[Data extracted from a collection]
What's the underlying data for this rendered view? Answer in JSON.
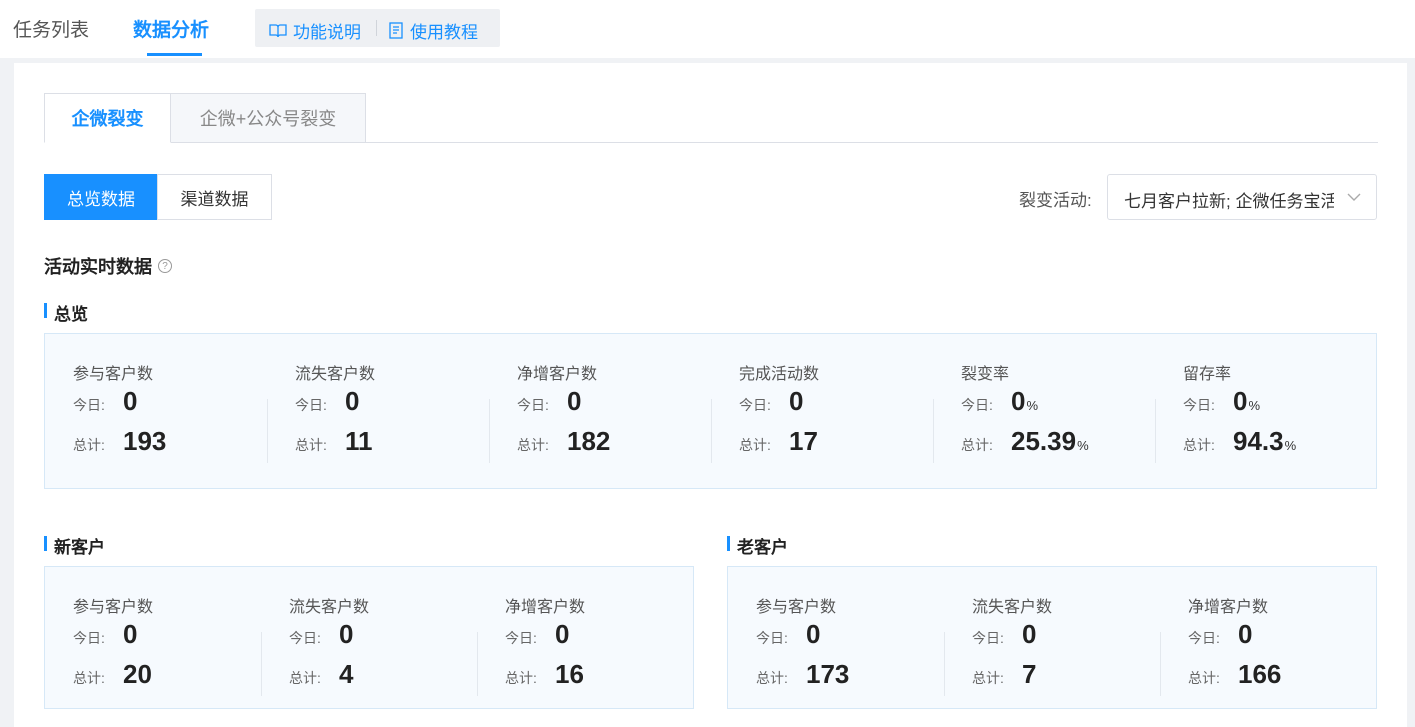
{
  "nav": {
    "tabs": [
      {
        "label": "任务列表",
        "active": false
      },
      {
        "label": "数据分析",
        "active": true
      }
    ],
    "help": {
      "feature_label": "功能说明",
      "tutorial_label": "使用教程"
    }
  },
  "card": {
    "top_tabs": [
      {
        "label": "企微裂变",
        "active": true
      },
      {
        "label": "企微+公众号裂变",
        "active": false
      }
    ],
    "segments": [
      {
        "label": "总览数据",
        "active": true
      },
      {
        "label": "渠道数据",
        "active": false
      }
    ],
    "activity_select": {
      "label": "裂变活动:",
      "value": "七月客户拉新; 企微任务宝活动"
    },
    "section_title": "活动实时数据",
    "help_mark": "?",
    "labels": {
      "today": "今日:",
      "total": "总计:"
    },
    "overview": {
      "title": "总览",
      "stats": [
        {
          "name": "参与客户数",
          "today": "0",
          "total": "193",
          "unit": ""
        },
        {
          "name": "流失客户数",
          "today": "0",
          "total": "11",
          "unit": ""
        },
        {
          "name": "净增客户数",
          "today": "0",
          "total": "182",
          "unit": ""
        },
        {
          "name": "完成活动数",
          "today": "0",
          "total": "17",
          "unit": ""
        },
        {
          "name": "裂变率",
          "today": "0",
          "total": "25.39",
          "unit": "%"
        },
        {
          "name": "留存率",
          "today": "0",
          "total": "94.3",
          "unit": "%"
        }
      ]
    },
    "new_customers": {
      "title": "新客户",
      "stats": [
        {
          "name": "参与客户数",
          "today": "0",
          "total": "20"
        },
        {
          "name": "流失客户数",
          "today": "0",
          "total": "4"
        },
        {
          "name": "净增客户数",
          "today": "0",
          "total": "16"
        }
      ]
    },
    "old_customers": {
      "title": "老客户",
      "stats": [
        {
          "name": "参与客户数",
          "today": "0",
          "total": "173"
        },
        {
          "name": "流失客户数",
          "today": "0",
          "total": "7"
        },
        {
          "name": "净增客户数",
          "today": "0",
          "total": "166"
        }
      ]
    }
  },
  "colors": {
    "accent": "#1890ff",
    "box_bg": "#f6fafe",
    "box_border": "#d6e8f7"
  }
}
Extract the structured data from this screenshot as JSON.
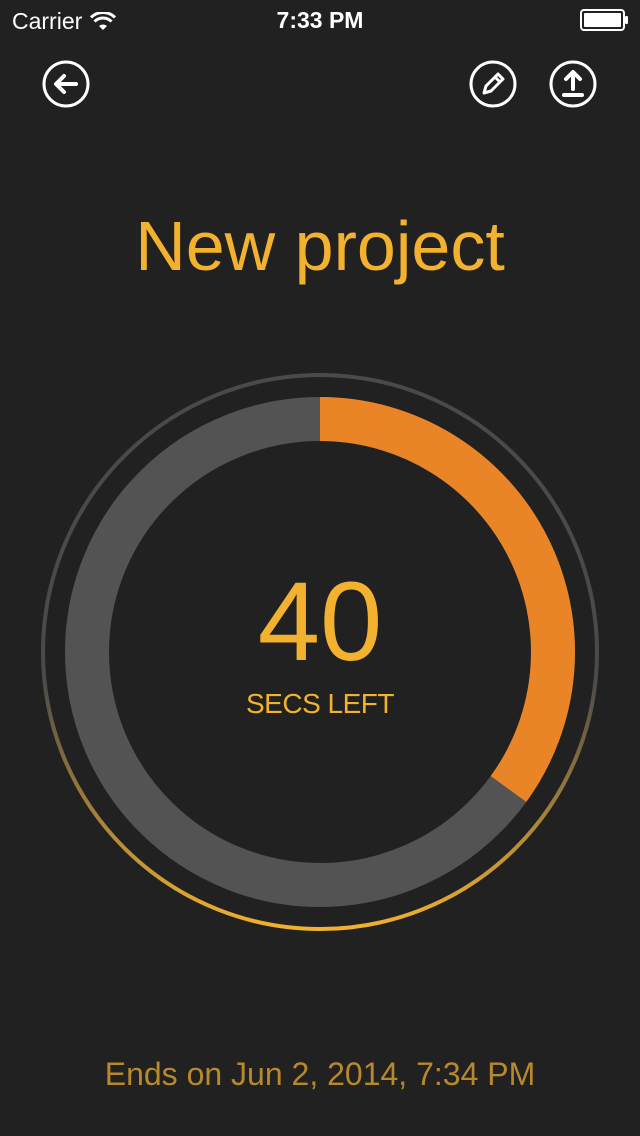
{
  "status_bar": {
    "carrier": "Carrier",
    "time": "7:33 PM",
    "battery_level": 1.0
  },
  "toolbar": {
    "back_icon": "arrow-left-icon",
    "edit_icon": "pencil-icon",
    "share_icon": "upload-icon"
  },
  "project": {
    "title": "New project"
  },
  "timer": {
    "value": "40",
    "unit_label": "SECS LEFT",
    "progress_fraction": 0.35
  },
  "footer": {
    "end_text": "Ends on Jun 2, 2014, 7:34 PM"
  },
  "colors": {
    "background": "#212121",
    "accent": "#f2b12e",
    "progress": "#e98526",
    "track": "#535353",
    "outer_ring": "#4a4a4a",
    "footer_text": "#b8882c"
  }
}
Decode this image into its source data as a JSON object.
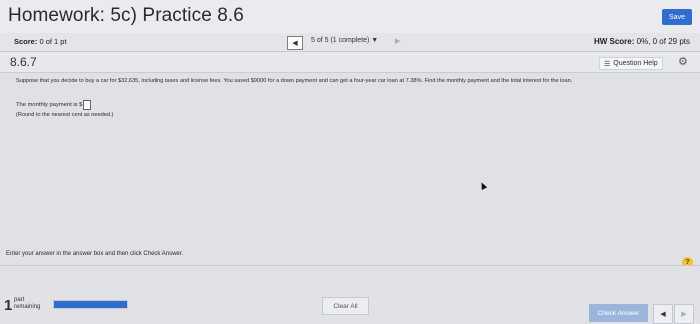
{
  "header": {
    "title": "Homework: 5c) Practice 8.6",
    "save_label": "Save"
  },
  "scorebar": {
    "score_label": "Score:",
    "score_value": "0 of 1 pt",
    "nav_prev_icon": "triangle-left",
    "nav_status": "5 of 5 (1 complete) ▼",
    "nav_next_icon": "triangle-right",
    "hw_score_label": "HW Score:",
    "hw_score_value": "0%, 0 of 29 pts"
  },
  "question_bar": {
    "number": "8.6.7",
    "help_label": "Question Help",
    "help_icon": "list-icon",
    "settings_icon": "gear-icon"
  },
  "question": {
    "text": "Suppose that you decide to buy a car for $32,635, including taxes and license fees. You saved $9000 for a down payment and can get a four-year car loan at 7.38%. Find the monthly payment and the total interest for the loan.",
    "answer_prefix": "The monthly payment is $",
    "answer_value": "",
    "round_note": "(Round to the nearest cent as needed.)"
  },
  "footer": {
    "instructions": "Enter your answer in the answer box and then click Check Answer.",
    "part_number": "1",
    "part_label_line1": "part",
    "part_label_line2": "remaining",
    "progress_fraction": 1.0,
    "clear_label": "Clear All",
    "check_label": "Check Answer",
    "help_circle": "?"
  },
  "colors": {
    "accent": "#2f6dd0",
    "check_button": "#9cb5dc",
    "help_circle": "#f2c230"
  }
}
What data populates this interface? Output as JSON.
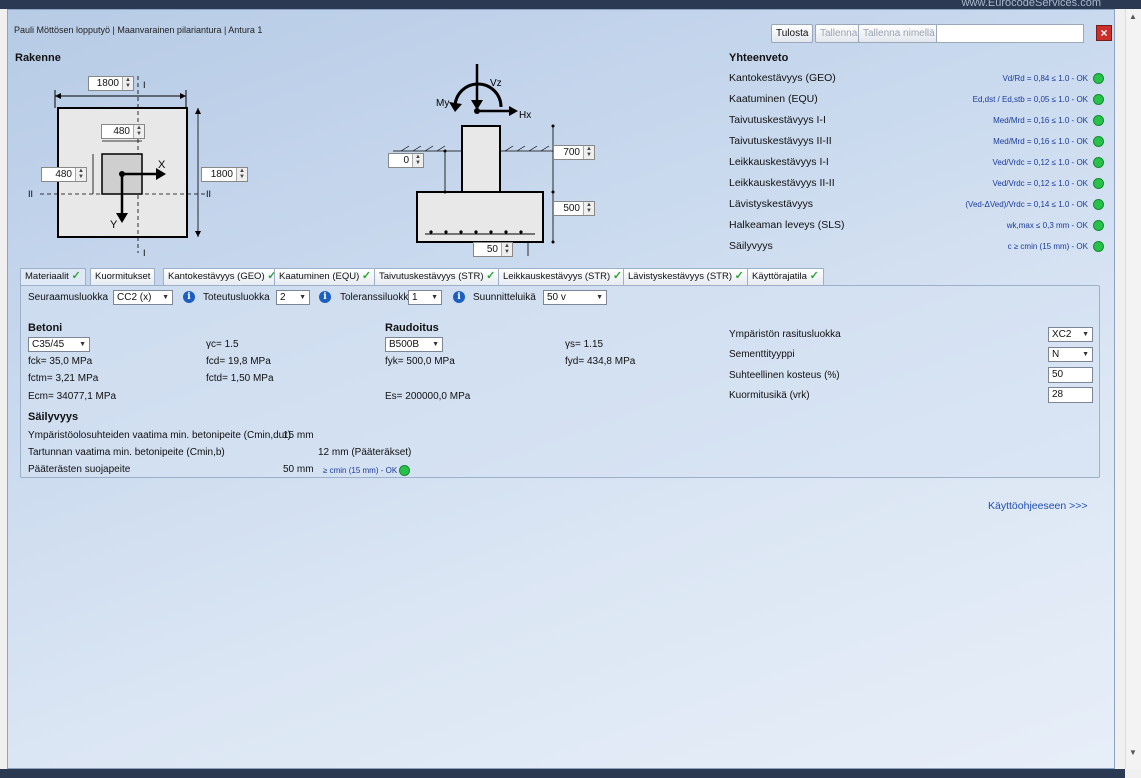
{
  "window": {
    "url_hint": "www.EurocodeServices.com",
    "title": "Pauli Möttösen lopputyö | Maanvarainen pilariantura | Antura 1"
  },
  "toolbar": {
    "print_label": "Tulosta",
    "save_label": "Tallenna",
    "save_as_label": "Tallenna nimellä",
    "name_value": ""
  },
  "structure": {
    "title": "Rakenne",
    "plan": {
      "width_x": "1800",
      "width_y": "1800",
      "pillar_x": "480",
      "pillar_y": "480",
      "axis_x": "X",
      "axis_y": "Y",
      "section_I": "I",
      "section_II": "II"
    },
    "elevation": {
      "load_vz": "Vz",
      "load_my": "My",
      "load_hx": "Hx",
      "offset": "0",
      "pillar_height": "700",
      "footing_height": "500",
      "cover": "50"
    }
  },
  "summary": {
    "title": "Yhteenveto",
    "rows": [
      {
        "label": "Kantokestävyys (GEO)",
        "status": "Vd/Rd = 0,84 ≤ 1.0 - OK"
      },
      {
        "label": "Kaatuminen (EQU)",
        "status": "Ed,dst / Ed,stb = 0,05 ≤ 1.0 - OK"
      },
      {
        "label": "Taivutuskestävyys I-I",
        "status": "Med/Mrd = 0,16 ≤ 1.0 - OK"
      },
      {
        "label": "Taivutuskestävyys II-II",
        "status": "Med/Mrd = 0,16 ≤ 1.0 - OK"
      },
      {
        "label": "Leikkauskestävyys I-I",
        "status": "Ved/Vrdc = 0,12 ≤ 1.0 - OK"
      },
      {
        "label": "Leikkauskestävyys II-II",
        "status": "Ved/Vrdc = 0,12 ≤ 1.0 - OK"
      },
      {
        "label": "Lävistyskestävyys",
        "status": "(Ved-ΔVed)/Vrdc = 0,14 ≤ 1.0 - OK"
      },
      {
        "label": "Halkeaman leveys (SLS)",
        "status": "wk,max ≤ 0,3 mm - OK"
      },
      {
        "label": "Säilyvyys",
        "status": "c ≥ cmin (15 mm) - OK"
      }
    ],
    "status_color": "#27c24a"
  },
  "tabs": [
    {
      "label": "Materiaalit"
    },
    {
      "label": "Kuormitukset"
    },
    {
      "label": "Kantokestävyys (GEO)"
    },
    {
      "label": "Kaatuminen (EQU)"
    },
    {
      "label": "Taivutuskestävyys (STR)"
    },
    {
      "label": "Leikkauskestävyys (STR)"
    },
    {
      "label": "Lävistyskestävyys (STR)"
    },
    {
      "label": "Käyttörajatila"
    }
  ],
  "materials": {
    "consequence_class_label": "Seuraamusluokka",
    "consequence_class_value": "CC2 (x)",
    "execution_class_label": "Toteutusluokka",
    "execution_class_value": "2",
    "tolerance_class_label": "Toleranssiluokka",
    "tolerance_class_value": "1",
    "design_life_label": "Suunnitteluikä",
    "design_life_value": "50 v",
    "concrete": {
      "title": "Betoni",
      "grade": "C35/45",
      "gamma_c": "γc=  1.5",
      "fck": "fck=   35,0 MPa",
      "fcd": "fcd=   19,8 MPa",
      "fctm": "fctm=  3,21 MPa",
      "fctd": "fctd=  1,50 MPa",
      "ecm": "Ecm=  34077,1 MPa"
    },
    "reinforcement": {
      "title": "Raudoitus",
      "grade": "B500B",
      "gamma_s": "γs=  1.15",
      "fyk": "fyk=  500,0 MPa",
      "fyd": "fyd=  434,8 MPa",
      "es": "Es=  200000,0 MPa"
    },
    "environment": {
      "exposure_label": "Ympäristön rasitusluokka",
      "exposure_value": "XC2",
      "cement_label": "Sementtityyppi",
      "cement_value": "N",
      "humidity_label": "Suhteellinen kosteus (%)",
      "humidity_value": "50",
      "age_label": "Kuormitusikä (vrk)",
      "age_value": "28"
    },
    "durability": {
      "title": "Säilyvyys",
      "row1_label": "Ympäristöolosuhteiden vaatima min. betonipeite (Cmin,dur)",
      "row1_value": "15 mm",
      "row2_label": "Tartunnan vaatima min. betonipeite (Cmin,b)",
      "row2_value": "12 mm  (Pääteräkset)",
      "row3_label": "Pääterästen suojapeite",
      "row3_value": "50 mm",
      "row3_status": "≥ cmin (15 mm) - OK"
    }
  },
  "help_link": "Käyttöohjeeseen >>>"
}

=== DIRECTIONS ===
Show the lines of the material that contain the word "accent".

=== COMPLETED TASK ===
    "accent": "#1890ff",
    "accent": "#f2b12e",
    "accent": "#2f6dd0",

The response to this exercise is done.